EXERCISE
Below are some records; repeat them all exactly, minus the pictures.
>> Begin SUPPLIED MATERIAL
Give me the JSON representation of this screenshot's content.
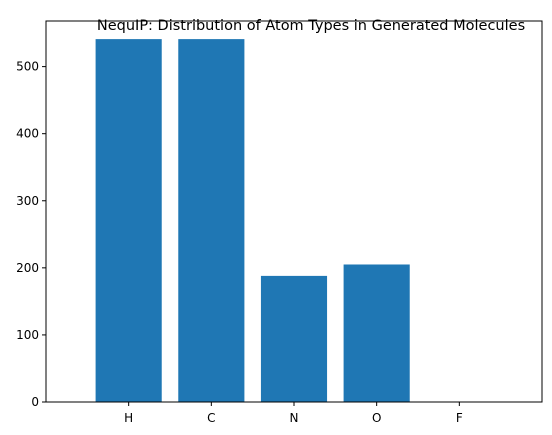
{
  "chart_data": {
    "type": "bar",
    "title": "NequIP: Distribution of Atom Types in Generated Molecules",
    "xlabel": "",
    "ylabel": "",
    "categories": [
      "H",
      "C",
      "N",
      "O",
      "F"
    ],
    "values": [
      541,
      541,
      188,
      205,
      0
    ],
    "ylim": [
      0,
      568
    ],
    "yticks": [
      0,
      100,
      200,
      300,
      400,
      500
    ],
    "grid": false,
    "legend": "none",
    "bar_color": "#1f77b4"
  }
}
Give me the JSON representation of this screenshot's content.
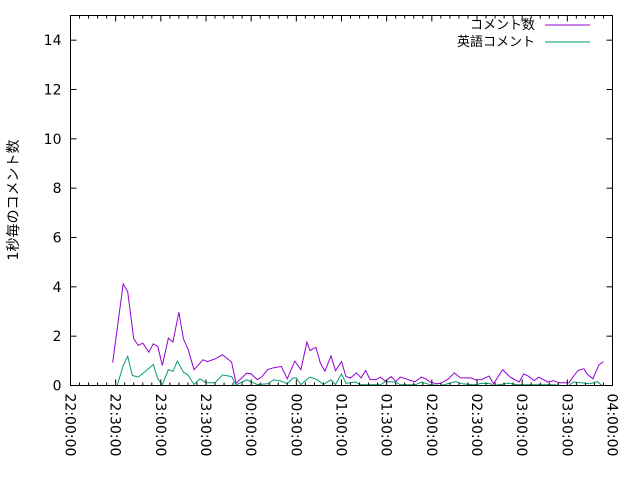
{
  "chart_data": {
    "type": "line",
    "title": "",
    "xlabel": "",
    "ylabel": "1秒毎のコメント数",
    "xlim": [
      "22:00:00",
      "04:00:00"
    ],
    "ylim": [
      0,
      15
    ],
    "grid": false,
    "legend_position": "top-right",
    "x_ticks": [
      "22:00:00",
      "22:30:00",
      "23:00:00",
      "23:30:00",
      "00:00:00",
      "00:30:00",
      "01:00:00",
      "01:30:00",
      "02:00:00",
      "02:30:00",
      "03:00:00",
      "03:30:00",
      "04:00:00"
    ],
    "y_ticks": [
      "0",
      "2",
      "4",
      "6",
      "8",
      "10",
      "12",
      "14"
    ],
    "series": [
      {
        "name": "コメント数",
        "color": "#9400d3",
        "x": [
          "22:28",
          "22:35",
          "22:38",
          "22:42",
          "22:45",
          "22:48",
          "22:52",
          "22:55",
          "22:58",
          "23:01",
          "23:05",
          "23:08",
          "23:12",
          "23:15",
          "23:18",
          "23:22",
          "23:28",
          "23:31",
          "23:36",
          "23:41",
          "23:47",
          "23:50",
          "23:57",
          "00:00",
          "00:04",
          "00:07",
          "00:11",
          "00:15",
          "00:20",
          "00:24",
          "00:29",
          "00:33",
          "00:37",
          "00:39",
          "00:43",
          "00:46",
          "00:49",
          "00:53",
          "00:56",
          "01:00",
          "01:03",
          "01:06",
          "01:10",
          "01:13",
          "01:16",
          "01:19",
          "01:23",
          "01:26",
          "01:29",
          "01:33",
          "01:36",
          "01:39",
          "01:43",
          "01:46",
          "01:49",
          "01:53",
          "01:56",
          "01:59",
          "02:03",
          "02:06",
          "02:11",
          "02:15",
          "02:19",
          "02:26",
          "02:29",
          "02:33",
          "02:38",
          "02:41",
          "02:47",
          "02:52",
          "02:58",
          "03:01",
          "03:04",
          "03:08",
          "03:11",
          "03:17",
          "03:21",
          "03:24",
          "03:31",
          "03:37",
          "03:41",
          "03:43",
          "03:47",
          "03:51",
          "03:54"
        ],
        "values": [
          0.93,
          4.12,
          3.8,
          1.9,
          1.62,
          1.72,
          1.35,
          1.69,
          1.58,
          0.81,
          1.92,
          1.76,
          2.97,
          1.89,
          1.49,
          0.64,
          1.04,
          0.97,
          1.08,
          1.24,
          0.95,
          0.09,
          0.5,
          0.47,
          0.24,
          0.35,
          0.65,
          0.72,
          0.77,
          0.27,
          0.99,
          0.64,
          1.76,
          1.42,
          1.55,
          0.9,
          0.58,
          1.2,
          0.6,
          0.97,
          0.36,
          0.31,
          0.51,
          0.31,
          0.61,
          0.24,
          0.24,
          0.34,
          0.18,
          0.36,
          0.16,
          0.34,
          0.27,
          0.2,
          0.16,
          0.34,
          0.27,
          0.14,
          0.07,
          0.09,
          0.27,
          0.51,
          0.31,
          0.31,
          0.23,
          0.24,
          0.38,
          0.07,
          0.64,
          0.34,
          0.14,
          0.47,
          0.38,
          0.2,
          0.34,
          0.14,
          0.2,
          0.11,
          0.11,
          0.61,
          0.68,
          0.47,
          0.27,
          0.84,
          0.97
        ]
      },
      {
        "name": "英語コメント",
        "color": "#009e73",
        "x": [
          "22:31",
          "22:35",
          "22:38",
          "22:41",
          "22:45",
          "22:51",
          "22:55",
          "22:58",
          "23:01",
          "23:05",
          "23:08",
          "23:11",
          "23:15",
          "23:18",
          "23:22",
          "23:26",
          "23:30",
          "23:36",
          "23:41",
          "23:47",
          "23:50",
          "23:57",
          "00:04",
          "00:11",
          "00:15",
          "00:20",
          "00:24",
          "00:28",
          "00:30",
          "00:33",
          "00:39",
          "00:44",
          "00:48",
          "00:53",
          "00:56",
          "01:00",
          "01:03",
          "01:09",
          "01:13",
          "01:26",
          "01:29",
          "01:36",
          "01:39",
          "01:49",
          "01:53",
          "01:59",
          "02:06",
          "02:16",
          "02:20",
          "02:28",
          "02:34",
          "02:39",
          "02:41",
          "02:51",
          "02:57",
          "03:12",
          "03:21",
          "03:26",
          "03:31",
          "03:34",
          "03:45",
          "03:50",
          "03:53"
        ],
        "values": [
          0,
          0.81,
          1.18,
          0.41,
          0.34,
          0.64,
          0.85,
          0.27,
          0.03,
          0.64,
          0.57,
          0.99,
          0.54,
          0.43,
          0.04,
          0.27,
          0.11,
          0.11,
          0.43,
          0.36,
          0.03,
          0.23,
          0.04,
          0.07,
          0.23,
          0.18,
          0.07,
          0.31,
          0.31,
          0.04,
          0.34,
          0.23,
          0.04,
          0.23,
          0.04,
          0.47,
          0.09,
          0.14,
          0.03,
          0.03,
          0.16,
          0.14,
          0.03,
          0.03,
          0.14,
          0.03,
          0,
          0.16,
          0.07,
          0.03,
          0.09,
          0.07,
          0,
          0.09,
          0.03,
          0.03,
          0.03,
          0,
          0,
          0.14,
          0.07,
          0.16,
          0
        ]
      }
    ]
  }
}
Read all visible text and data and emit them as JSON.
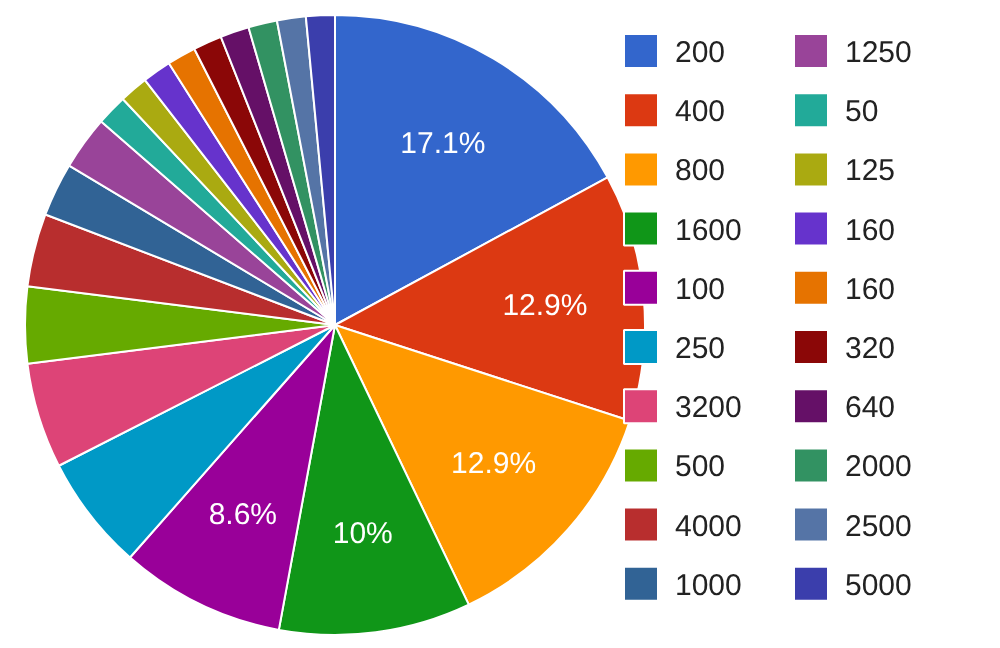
>> End SUPPLIED MATERIAL
RESULT OF THE EXERCISE
Give me the JSON representation of this screenshot's content.
{
  "chart_data": {
    "type": "bar",
    "title": "NequIP: Distribution of Atom Types in Generated Molecules",
    "xlabel": "",
    "ylabel": "",
    "categories": [
      "H",
      "C",
      "N",
      "O",
      "F"
    ],
    "values": [
      541,
      541,
      188,
      205,
      0
    ],
    "ylim": [
      0,
      568
    ],
    "yticks": [
      0,
      100,
      200,
      300,
      400,
      500
    ],
    "grid": false,
    "legend": "none",
    "bar_color": "#1f77b4"
  }
}
Give me the JSON representation of this screenshot's content.
{
  "chart_data": {
    "type": "line",
    "title": "",
    "xlabel": "",
    "ylabel": "1秒毎のコメント数",
    "xlim": [
      "22:00:00",
      "04:00:00"
    ],
    "ylim": [
      0,
      15
    ],
    "grid": false,
    "legend_position": "top-right",
    "x_ticks": [
      "22:00:00",
      "22:30:00",
      "23:00:00",
      "23:30:00",
      "00:00:00",
      "00:30:00",
      "01:00:00",
      "01:30:00",
      "02:00:00",
      "02:30:00",
      "03:00:00",
      "03:30:00",
      "04:00:00"
    ],
    "y_ticks": [
      "0",
      "2",
      "4",
      "6",
      "8",
      "10",
      "12",
      "14"
    ],
    "series": [
      {
        "name": "コメント数",
        "color": "#9400d3",
        "x": [
          "22:28",
          "22:35",
          "22:38",
          "22:42",
          "22:45",
          "22:48",
          "22:52",
          "22:55",
          "22:58",
          "23:01",
          "23:05",
          "23:08",
          "23:12",
          "23:15",
          "23:18",
          "23:22",
          "23:28",
          "23:31",
          "23:36",
          "23:41",
          "23:47",
          "23:50",
          "23:57",
          "00:00",
          "00:04",
          "00:07",
          "00:11",
          "00:15",
          "00:20",
          "00:24",
          "00:29",
          "00:33",
          "00:37",
          "00:39",
          "00:43",
          "00:46",
          "00:49",
          "00:53",
          "00:56",
          "01:00",
          "01:03",
          "01:06",
          "01:10",
          "01:13",
          "01:16",
          "01:19",
          "01:23",
          "01:26",
          "01:29",
          "01:33",
          "01:36",
          "01:39",
          "01:43",
          "01:46",
          "01:49",
          "01:53",
          "01:56",
          "01:59",
          "02:03",
          "02:06",
          "02:11",
          "02:15",
          "02:19",
          "02:26",
          "02:29",
          "02:33",
          "02:38",
          "02:41",
          "02:47",
          "02:52",
          "02:58",
          "03:01",
          "03:04",
          "03:08",
          "03:11",
          "03:17",
          "03:21",
          "03:24",
          "03:31",
          "03:37",
          "03:41",
          "03:43",
          "03:47",
          "03:51",
          "03:54"
        ],
        "values": [
          0.93,
          4.12,
          3.8,
          1.9,
          1.62,
          1.72,
          1.35,
          1.69,
          1.58,
          0.81,
          1.92,
          1.76,
          2.97,
          1.89,
          1.49,
          0.64,
          1.04,
          0.97,
          1.08,
          1.24,
          0.95,
          0.09,
          0.5,
          0.47,
          0.24,
          0.35,
          0.65,
          0.72,
          0.77,
          0.27,
          0.99,
          0.64,
          1.76,
          1.42,
          1.55,
          0.9,
          0.58,
          1.2,
          0.6,
          0.97,
          0.36,
          0.31,
          0.51,
          0.31,
          0.61,
          0.24,
          0.24,
          0.34,
          0.18,
          0.36,
          0.16,
          0.34,
          0.27,
          0.2,
          0.16,
          0.34,
          0.27,
          0.14,
          0.07,
          0.09,
          0.27,
          0.51,
          0.31,
          0.31,
          0.23,
          0.24,
          0.38,
          0.07,
          0.64,
          0.34,
          0.14,
          0.47,
          0.38,
          0.2,
          0.34,
          0.14,
          0.2,
          0.11,
          0.11,
          0.61,
          0.68,
          0.47,
          0.27,
          0.84,
          0.97
        ]
      },
      {
        "name": "英語コメント",
        "color": "#009e73",
        "x": [
          "22:31",
          "22:35",
          "22:38",
          "22:41",
          "22:45",
          "22:51",
          "22:55",
          "22:58",
          "23:01",
          "23:05",
          "23:08",
          "23:11",
          "23:15",
          "23:18",
          "23:22",
          "23:26",
          "23:30",
          "23:36",
          "23:41",
          "23:47",
          "23:50",
          "23:57",
          "00:04",
          "00:11",
          "00:15",
          "00:20",
          "00:24",
          "00:28",
          "00:30",
          "00:33",
          "00:39",
          "00:44",
          "00:48",
          "00:53",
          "00:56",
          "01:00",
          "01:03",
          "01:09",
          "01:13",
          "01:26",
          "01:29",
          "01:36",
          "01:39",
          "01:49",
          "01:53",
          "01:59",
          "02:06",
          "02:16",
          "02:20",
          "02:28",
          "02:34",
          "02:39",
          "02:41",
          "02:51",
          "02:57",
          "03:12",
          "03:21",
          "03:26",
          "03:31",
          "03:34",
          "03:45",
          "03:50",
          "03:53"
        ],
        "values": [
          0,
          0.81,
          1.18,
          0.41,
          0.34,
          0.64,
          0.85,
          0.27,
          0.03,
          0.64,
          0.57,
          0.99,
          0.54,
          0.43,
          0.04,
          0.27,
          0.11,
          0.11,
          0.43,
          0.36,
          0.03,
          0.23,
          0.04,
          0.07,
          0.23,
          0.18,
          0.07,
          0.31,
          0.31,
          0.04,
          0.34,
          0.23,
          0.04,
          0.23,
          0.04,
          0.47,
          0.09,
          0.14,
          0.03,
          0.03,
          0.16,
          0.14,
          0.03,
          0.03,
          0.14,
          0.03,
          0,
          0.16,
          0.07,
          0.03,
          0.09,
          0.07,
          0,
          0.09,
          0.03,
          0.03,
          0.03,
          0,
          0,
          0.14,
          0.07,
          0.16,
          0
        ]
      }
    ]
  }
}
Read all visible text and data and emit them as JSON.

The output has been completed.